Foto: Wikimedia // sam garza // CC BY 2.0

La entrada de este casino ya nos indica que es lo que vamos a encontrar en su interior: gente con mucho, mucho dinero. Y es que aparcados en su exterior se encuentran coches de alta gama como Ferraris o Lamborghinis. A pesar de no contar con una cuenta corriente de varios ceros es posible entrar al casino para verlo por dentro. Eso sí, os obligarán a dejar las mochilas, bolso, etc. en la entrada y tendréis que pagar una entrada que ronda los 10 euros.

Si la visita os deja cansados de tanto lujo y grandeza, Le Jardin Japonais os ofrecerá un remanso de paz en medio de tanto caos. Situado muy cerca del casino, este pequeño parque de inspiración japonés es el lugar idóneo para descansar y conectar de nuevo con nuestros sentidos.

Foto: Wikimedia // Parissette // Dominio Público

Además de por su casino, Montecarlo también es conocido por ser el telón de fondo de una de las pruebas del Mundial de F1. Como también pasa en Singapur, sus calles se convierten una vez al año en un auténtico circuito de automovilismo por lo que pasear por ellas es como hacerlo sobre el trazado que los coches de F1 recorren a altísimas velocidades.

El último gran punto de interés de esta pequeña ciudad-estado es su zona más antigua. Subiendo por cualquier callejuela desde el Puerto Deportivo se llega a la zona amurallada de la ciudad. En ella se encuentra el castillo de la familia Grimaldi, aunque sería más adecuado llamarlo palacio puesto que lo único que tiene de castillo son las almenas. Esta palacio, de estilo renacentista y elegante, es la residencia oficial de los Grimaldi, quienes se dejan ver desde el balcón en los actos oficiales. Su visita es obligatoria para toda persona que se encuentre haciendo turismo en Mónaco, más todavía para todos aquellos que sean amantes de las tradiciones curiosas. Todos los días a las 11:55 se produce el cambio de guardia, un espectáculo que nada tiene que envidiarle al que tiene lugar cada mañana en el Palacio de Buckingham, en Londres.

Foto: Wikimedia // Niels Mickers // CC BY 3.0 NL

Siguiendo con el recorrido, nos encontramos con la Catedral de San Nicolás. Esta construcción, que se asienta sobre el lugar en el que se ubicaba la antigua iglesia parroquial de 1252, data del 1875 y es de estilo neorrománico. Más allá del atractivo que pueden tener este tipo de edificaciones, la catedral suele contar con un gran número de visitantes a diario que se desplazan hasta allí para ver las tumbas de Grace Kelly y Raniero III.

** Actividad 1 **
Copie del texto sobre Mónaco el fragmento que empieza en las palabras "Foto: Wikimedia // sam" y acaba después de "los 10 euros.", sin alterar nada.
** Actividad 2 **
Indique, por favor, si cada afirmación concuerda con el texto sobre Mónaco: responda sí o no y cite textualmente las palabras que lo deciden. (a) Entrar al casino cuesta unos 10 euros. (b) La Catedral de San Nicolás es de estilo gótico. (c) El cambio de guardia tiene lugar todos los días a las 11:55.

** Material proporcionado **
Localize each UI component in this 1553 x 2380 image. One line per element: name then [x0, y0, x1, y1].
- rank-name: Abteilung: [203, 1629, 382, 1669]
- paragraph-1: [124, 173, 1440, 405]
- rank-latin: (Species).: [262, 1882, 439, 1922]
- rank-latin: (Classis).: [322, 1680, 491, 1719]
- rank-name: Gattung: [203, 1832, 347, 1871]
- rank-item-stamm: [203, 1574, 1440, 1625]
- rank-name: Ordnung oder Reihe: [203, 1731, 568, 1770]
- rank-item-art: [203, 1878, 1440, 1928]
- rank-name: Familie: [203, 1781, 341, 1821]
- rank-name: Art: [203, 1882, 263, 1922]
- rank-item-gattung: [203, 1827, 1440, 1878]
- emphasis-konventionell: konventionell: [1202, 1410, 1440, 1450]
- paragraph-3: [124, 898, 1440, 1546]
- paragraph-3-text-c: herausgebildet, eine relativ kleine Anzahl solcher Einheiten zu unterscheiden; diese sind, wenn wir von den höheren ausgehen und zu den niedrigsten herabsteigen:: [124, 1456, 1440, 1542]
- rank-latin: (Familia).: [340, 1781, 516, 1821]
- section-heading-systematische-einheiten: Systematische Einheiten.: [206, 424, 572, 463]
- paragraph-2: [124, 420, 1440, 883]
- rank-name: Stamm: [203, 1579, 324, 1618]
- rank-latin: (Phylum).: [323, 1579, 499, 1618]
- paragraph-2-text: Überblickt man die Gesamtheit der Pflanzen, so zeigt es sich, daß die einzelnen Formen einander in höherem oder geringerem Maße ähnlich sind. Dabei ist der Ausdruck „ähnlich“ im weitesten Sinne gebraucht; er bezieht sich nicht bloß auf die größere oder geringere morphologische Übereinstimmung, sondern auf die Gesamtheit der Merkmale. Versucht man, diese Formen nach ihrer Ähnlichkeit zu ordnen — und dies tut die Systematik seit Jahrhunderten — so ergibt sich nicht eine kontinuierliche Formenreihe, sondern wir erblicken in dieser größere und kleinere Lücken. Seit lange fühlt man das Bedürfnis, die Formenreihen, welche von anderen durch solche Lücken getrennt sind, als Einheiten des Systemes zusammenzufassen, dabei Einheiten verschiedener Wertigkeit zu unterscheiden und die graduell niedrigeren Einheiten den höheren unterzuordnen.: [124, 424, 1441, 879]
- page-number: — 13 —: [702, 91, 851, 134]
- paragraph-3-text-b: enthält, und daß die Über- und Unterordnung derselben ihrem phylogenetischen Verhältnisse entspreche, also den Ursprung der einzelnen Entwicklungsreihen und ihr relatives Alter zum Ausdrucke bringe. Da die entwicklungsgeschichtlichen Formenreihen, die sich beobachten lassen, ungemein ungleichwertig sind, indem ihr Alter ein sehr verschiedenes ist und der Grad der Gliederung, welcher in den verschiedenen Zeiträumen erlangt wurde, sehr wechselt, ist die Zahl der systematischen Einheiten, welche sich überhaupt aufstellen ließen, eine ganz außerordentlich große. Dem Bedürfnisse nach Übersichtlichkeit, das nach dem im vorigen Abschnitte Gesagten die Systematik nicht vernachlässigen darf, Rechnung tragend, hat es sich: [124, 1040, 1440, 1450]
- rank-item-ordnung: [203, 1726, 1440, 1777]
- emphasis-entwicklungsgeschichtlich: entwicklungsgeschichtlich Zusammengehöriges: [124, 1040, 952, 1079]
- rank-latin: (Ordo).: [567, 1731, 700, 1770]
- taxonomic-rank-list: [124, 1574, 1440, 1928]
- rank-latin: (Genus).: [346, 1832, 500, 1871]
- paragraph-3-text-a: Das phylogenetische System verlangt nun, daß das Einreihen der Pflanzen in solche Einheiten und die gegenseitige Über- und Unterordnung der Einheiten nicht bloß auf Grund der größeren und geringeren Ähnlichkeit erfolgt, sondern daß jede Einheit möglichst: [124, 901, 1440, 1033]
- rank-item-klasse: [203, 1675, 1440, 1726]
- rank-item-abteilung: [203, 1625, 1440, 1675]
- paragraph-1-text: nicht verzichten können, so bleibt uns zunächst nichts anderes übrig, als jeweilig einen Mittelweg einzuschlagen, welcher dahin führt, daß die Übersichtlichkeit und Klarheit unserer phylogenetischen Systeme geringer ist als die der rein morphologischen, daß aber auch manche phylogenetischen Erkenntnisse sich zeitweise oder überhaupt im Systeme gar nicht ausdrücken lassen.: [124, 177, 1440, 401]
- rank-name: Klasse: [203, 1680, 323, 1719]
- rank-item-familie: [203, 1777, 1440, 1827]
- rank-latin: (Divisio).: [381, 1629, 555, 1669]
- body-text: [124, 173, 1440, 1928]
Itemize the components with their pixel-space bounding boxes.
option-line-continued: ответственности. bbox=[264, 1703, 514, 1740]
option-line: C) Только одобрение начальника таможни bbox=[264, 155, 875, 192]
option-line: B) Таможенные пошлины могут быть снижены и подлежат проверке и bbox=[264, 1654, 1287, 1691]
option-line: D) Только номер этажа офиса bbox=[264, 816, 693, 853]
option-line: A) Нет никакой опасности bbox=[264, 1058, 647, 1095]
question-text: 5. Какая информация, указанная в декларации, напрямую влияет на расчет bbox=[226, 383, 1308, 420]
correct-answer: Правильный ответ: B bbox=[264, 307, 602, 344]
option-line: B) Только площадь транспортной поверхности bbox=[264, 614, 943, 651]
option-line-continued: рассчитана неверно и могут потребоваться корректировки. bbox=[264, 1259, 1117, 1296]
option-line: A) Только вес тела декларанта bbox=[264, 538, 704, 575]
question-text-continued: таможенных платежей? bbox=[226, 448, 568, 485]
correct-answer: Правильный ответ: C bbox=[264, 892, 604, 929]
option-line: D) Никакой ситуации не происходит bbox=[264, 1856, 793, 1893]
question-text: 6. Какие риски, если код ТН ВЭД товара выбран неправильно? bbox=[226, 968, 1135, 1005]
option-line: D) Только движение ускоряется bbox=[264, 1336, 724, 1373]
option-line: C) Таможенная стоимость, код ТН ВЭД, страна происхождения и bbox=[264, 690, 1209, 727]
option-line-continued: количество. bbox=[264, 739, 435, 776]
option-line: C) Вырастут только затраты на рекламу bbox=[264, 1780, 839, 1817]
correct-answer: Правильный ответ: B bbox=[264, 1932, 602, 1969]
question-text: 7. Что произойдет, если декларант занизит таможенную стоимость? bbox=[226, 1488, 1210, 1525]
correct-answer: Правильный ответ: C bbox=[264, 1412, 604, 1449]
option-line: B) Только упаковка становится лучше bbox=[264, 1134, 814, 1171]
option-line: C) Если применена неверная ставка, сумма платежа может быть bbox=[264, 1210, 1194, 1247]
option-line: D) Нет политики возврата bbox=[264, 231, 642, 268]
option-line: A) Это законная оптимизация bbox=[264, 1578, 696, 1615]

** Resultado del ejercicio 1 **
Foto: Wikimedia // sam garza // CC BY 2.0

La entrada de este casino ya nos indica que es lo que vamos a encontrar en su interior: gente con mucho, mucho dinero. Y es que aparcados en su exterior se encuentran coches de alta gama como Ferraris o Lamborghinis. A pesar de no contar con una cuenta corriente de varios ceros es posible entrar al casino para verlo por dentro. Eso sí, os obligarán a dejar las mochilas, bolso, etc. en la entrada y tendréis que pagar una entrada que ronda los 10 euros.

** Resultado del ejercicio 2 **
(a) Sí: "tendréis que pagar una entrada que ronda los 10 euros"
(b) No: "data del 1875 y es de estilo neorrománico"
(c) Sí: "Todos los días a las 11:55 se produce el cambio de guardia"